What is expected:
Your answer is a single number: the count of lines that contain the string "Globals".

━━━ Task data ━━━

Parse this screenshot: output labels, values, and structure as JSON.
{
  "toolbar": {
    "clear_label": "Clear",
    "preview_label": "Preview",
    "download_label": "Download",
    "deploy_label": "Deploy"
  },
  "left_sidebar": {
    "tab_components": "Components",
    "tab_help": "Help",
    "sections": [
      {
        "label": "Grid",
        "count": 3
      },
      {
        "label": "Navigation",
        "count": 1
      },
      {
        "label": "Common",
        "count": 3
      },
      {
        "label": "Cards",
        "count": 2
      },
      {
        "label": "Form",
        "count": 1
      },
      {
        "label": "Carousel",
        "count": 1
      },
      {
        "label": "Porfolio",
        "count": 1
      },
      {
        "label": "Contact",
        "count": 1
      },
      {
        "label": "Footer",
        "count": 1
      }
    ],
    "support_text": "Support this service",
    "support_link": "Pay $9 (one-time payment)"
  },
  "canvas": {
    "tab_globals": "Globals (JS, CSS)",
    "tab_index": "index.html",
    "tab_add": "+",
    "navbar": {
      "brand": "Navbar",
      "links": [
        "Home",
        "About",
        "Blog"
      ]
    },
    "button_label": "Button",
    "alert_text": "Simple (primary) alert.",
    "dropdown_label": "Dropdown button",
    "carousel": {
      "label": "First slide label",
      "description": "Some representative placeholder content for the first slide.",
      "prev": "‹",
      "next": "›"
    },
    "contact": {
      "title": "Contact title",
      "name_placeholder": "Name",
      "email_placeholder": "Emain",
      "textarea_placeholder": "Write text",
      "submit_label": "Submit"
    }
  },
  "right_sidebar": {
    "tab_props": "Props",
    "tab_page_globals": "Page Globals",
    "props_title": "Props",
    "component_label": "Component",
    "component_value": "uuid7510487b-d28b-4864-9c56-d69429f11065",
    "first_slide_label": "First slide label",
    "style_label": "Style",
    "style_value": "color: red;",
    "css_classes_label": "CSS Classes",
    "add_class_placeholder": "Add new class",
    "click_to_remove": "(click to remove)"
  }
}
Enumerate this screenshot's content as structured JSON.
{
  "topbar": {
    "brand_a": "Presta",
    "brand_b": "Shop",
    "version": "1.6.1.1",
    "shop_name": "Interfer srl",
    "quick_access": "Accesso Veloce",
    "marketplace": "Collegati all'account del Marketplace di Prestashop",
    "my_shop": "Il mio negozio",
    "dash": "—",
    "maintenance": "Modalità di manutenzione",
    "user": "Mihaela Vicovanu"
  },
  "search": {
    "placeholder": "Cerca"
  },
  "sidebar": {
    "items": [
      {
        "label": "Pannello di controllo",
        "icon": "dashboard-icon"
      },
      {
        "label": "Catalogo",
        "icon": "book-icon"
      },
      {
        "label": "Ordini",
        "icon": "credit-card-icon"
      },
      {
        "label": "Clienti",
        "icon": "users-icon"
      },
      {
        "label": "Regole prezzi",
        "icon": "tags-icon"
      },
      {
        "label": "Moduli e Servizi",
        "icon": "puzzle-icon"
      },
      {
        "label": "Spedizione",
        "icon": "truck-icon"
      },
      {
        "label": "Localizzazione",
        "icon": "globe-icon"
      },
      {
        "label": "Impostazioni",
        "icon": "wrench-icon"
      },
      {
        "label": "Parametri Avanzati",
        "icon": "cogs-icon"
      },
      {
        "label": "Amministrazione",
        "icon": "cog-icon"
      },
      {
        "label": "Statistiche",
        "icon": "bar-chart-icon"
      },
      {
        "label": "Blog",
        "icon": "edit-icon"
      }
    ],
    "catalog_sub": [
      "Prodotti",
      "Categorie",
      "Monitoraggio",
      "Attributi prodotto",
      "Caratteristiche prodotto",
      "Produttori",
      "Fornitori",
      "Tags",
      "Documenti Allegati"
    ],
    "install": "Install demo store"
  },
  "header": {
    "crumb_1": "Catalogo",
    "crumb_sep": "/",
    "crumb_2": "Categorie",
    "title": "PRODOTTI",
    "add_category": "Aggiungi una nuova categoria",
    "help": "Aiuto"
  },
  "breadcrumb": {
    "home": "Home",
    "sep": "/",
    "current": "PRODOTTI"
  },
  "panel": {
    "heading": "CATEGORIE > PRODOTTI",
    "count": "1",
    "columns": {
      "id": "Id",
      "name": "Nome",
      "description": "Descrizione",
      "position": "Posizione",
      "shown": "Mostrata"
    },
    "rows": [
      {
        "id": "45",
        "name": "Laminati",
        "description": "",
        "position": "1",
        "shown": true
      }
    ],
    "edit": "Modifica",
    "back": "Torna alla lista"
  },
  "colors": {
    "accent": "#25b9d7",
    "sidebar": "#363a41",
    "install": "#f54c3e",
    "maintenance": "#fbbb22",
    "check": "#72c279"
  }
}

━━━

Solved exercise:
2